> _SEZIONE DEL TESTO_
--------------------------------
Il documento informatico è oggi il veicolo degli atti processuali; progressivamente sostituirà il documento tradizionale cartaceo, sia fra privati che nei confronti degli enti pubblici, rispetto ai quali già ora molte comunicazioni e dichiarazioni si effettuano con firma digitale.
Al contempo le notifiche sono divenute in gran parte documenti informatici, con la p.e.c. Il problema giurisprudenziale è dunque quello di comprendere appieno il significato della firma elettronica, anche nel mutato quadro normativo, innovato dal reg. 23.7.2014, n. 910 del Parlamento e del Consiglio (reg. eIDAS) e dalle conseguenti modifiche apportate al codice dell’amministrazione digitale (c.a.d.).
Alla firma sono legate importanti qualità del file/documento, perché ne assicura, in grado più o meno elevato a seconda del tipo di firma, la immodificabilità, la provenienza e la non ripudiabilità.
È da osservare come le firme elettroniche solo approssimativamente possano essere assimilate alla firma per sottoscrizione, poiché mentre la sottoscrizione “tradizionale” evidenzia anche il definitivo appropriarsi del documento, alcune firme elettroniche possono essere apposte in automatico dagli applicativi, per identificare la provenienza, senza che ciò comporti quella volizione insita nella sottoscrizione di un documento cartaceo.
Si è ritenuto che una firma elettronica sia legata anche all’utilizzo di credenziali di accesso a caselle mail: in questo caso si può ritenere la provenienza e la esistenza di un documento, seppur non immodificabile, ma certamente l’invio di una mail può avere significati differenti dal sottoscrivere un documento.
Sarà dunque necessario un giudizio attento circa il fatto che in concreto il contenuto sia voluto e riferibile al titolare della casella.
Più precisa espressione di volontà può collegarsi alla firma digitale, per il fatto che viene apposta con un atto sicuramente volontario e non può essere apposta con procedure automatiche.
Vi sono alcuni significati tipizzati della firma digitale che la allontanano dalla firma tradizionale, nella quale la dichiarazione precede di norma la sottoscrizione:
per esempio nel PCT per il deposito delle buste contenenti atti e documenti dei difensori, oppure per l’inserimento di documenti nel registro delle imprese ed ancora un significato “tipizzato” della firma digitale è quello dell’art. 83 c.p.c., per il quale la firma digitale del difensore sulla scansione della procura cartacea ha il significato di autentica.
Con la firma digitale inizia a confrontarsi la giurisprudenza e, poiché presupposto della valutazione della firma è la produzione del file/documento, difficoltà maggiori si incontrano in Cassazione ove il processo telematico non c’è ancora e ci si basa su stampe, perpetuando un equivoco di fondo e cioè che il documento informatico possa essere intercambiabile con la sua stampa, anche se munita di certificazione.
--------------------------------
(Voci estratte da una raccolta)
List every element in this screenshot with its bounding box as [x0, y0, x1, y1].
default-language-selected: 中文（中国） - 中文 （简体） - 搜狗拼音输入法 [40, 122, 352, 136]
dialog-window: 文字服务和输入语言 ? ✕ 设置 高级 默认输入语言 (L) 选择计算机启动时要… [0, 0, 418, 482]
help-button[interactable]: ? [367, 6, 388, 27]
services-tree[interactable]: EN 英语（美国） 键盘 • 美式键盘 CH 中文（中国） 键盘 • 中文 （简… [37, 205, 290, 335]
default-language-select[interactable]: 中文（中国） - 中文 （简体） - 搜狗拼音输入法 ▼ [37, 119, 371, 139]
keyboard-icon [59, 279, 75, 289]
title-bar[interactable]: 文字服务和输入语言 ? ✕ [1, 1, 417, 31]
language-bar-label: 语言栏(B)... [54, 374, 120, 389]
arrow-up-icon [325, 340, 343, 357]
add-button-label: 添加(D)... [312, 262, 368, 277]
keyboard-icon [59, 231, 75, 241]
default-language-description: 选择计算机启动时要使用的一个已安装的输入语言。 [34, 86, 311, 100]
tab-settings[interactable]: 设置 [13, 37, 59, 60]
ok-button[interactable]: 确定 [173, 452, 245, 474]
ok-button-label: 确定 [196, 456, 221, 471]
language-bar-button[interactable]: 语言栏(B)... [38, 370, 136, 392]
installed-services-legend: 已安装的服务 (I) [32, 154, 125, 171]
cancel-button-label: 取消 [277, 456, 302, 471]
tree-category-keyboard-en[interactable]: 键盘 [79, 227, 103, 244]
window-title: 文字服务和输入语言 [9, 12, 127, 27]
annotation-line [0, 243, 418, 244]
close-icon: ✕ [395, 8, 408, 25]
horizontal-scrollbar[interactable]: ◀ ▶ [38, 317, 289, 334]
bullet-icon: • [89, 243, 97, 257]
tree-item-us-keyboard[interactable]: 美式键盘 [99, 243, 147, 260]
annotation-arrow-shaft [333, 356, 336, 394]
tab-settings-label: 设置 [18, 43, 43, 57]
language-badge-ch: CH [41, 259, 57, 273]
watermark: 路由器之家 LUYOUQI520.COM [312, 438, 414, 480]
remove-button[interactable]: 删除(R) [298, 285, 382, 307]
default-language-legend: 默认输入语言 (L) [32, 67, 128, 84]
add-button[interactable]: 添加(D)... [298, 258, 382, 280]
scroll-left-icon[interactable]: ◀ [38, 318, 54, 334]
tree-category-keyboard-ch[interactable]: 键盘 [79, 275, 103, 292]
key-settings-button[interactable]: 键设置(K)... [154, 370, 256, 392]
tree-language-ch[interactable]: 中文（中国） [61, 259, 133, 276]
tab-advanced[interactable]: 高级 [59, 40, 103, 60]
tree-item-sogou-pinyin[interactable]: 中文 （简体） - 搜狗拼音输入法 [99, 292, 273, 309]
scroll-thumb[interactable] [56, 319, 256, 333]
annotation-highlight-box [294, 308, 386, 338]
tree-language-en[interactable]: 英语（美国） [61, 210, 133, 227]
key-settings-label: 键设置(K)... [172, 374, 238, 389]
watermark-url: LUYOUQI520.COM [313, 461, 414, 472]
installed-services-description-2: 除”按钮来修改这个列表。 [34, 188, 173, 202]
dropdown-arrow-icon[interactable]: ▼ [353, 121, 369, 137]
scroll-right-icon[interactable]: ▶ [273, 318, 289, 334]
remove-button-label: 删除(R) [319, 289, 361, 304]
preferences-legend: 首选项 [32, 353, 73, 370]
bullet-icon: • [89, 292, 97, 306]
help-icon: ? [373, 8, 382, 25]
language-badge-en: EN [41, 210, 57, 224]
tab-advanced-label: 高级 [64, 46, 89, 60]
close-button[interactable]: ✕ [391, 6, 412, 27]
--------------------------------
> _DA SVOLGERE_
Rispondi alle domande seguenti sul brano dedicato alla firma elettronica.
(a) Quale regolamento ha innovato il quadro normativo?
(b) Quali qualità del file/documento assicura la firma?
(c) Secondo l'art. 83 c.p.c., che significato ha la firma digitale del difensore sulla scansione della procura cartacea?
Le voci costituiscono un materiale a sé, distinto dal brano.

> _RISPOSTA CORRETTA_
(a) Il reg. 23.7.2014, n. 910 del Parlamento e del Consiglio (reg. eIDAS).
(b) L'immodificabilità, la provenienza e la non ripudiabilità.
(c) Ha il significato di autentica.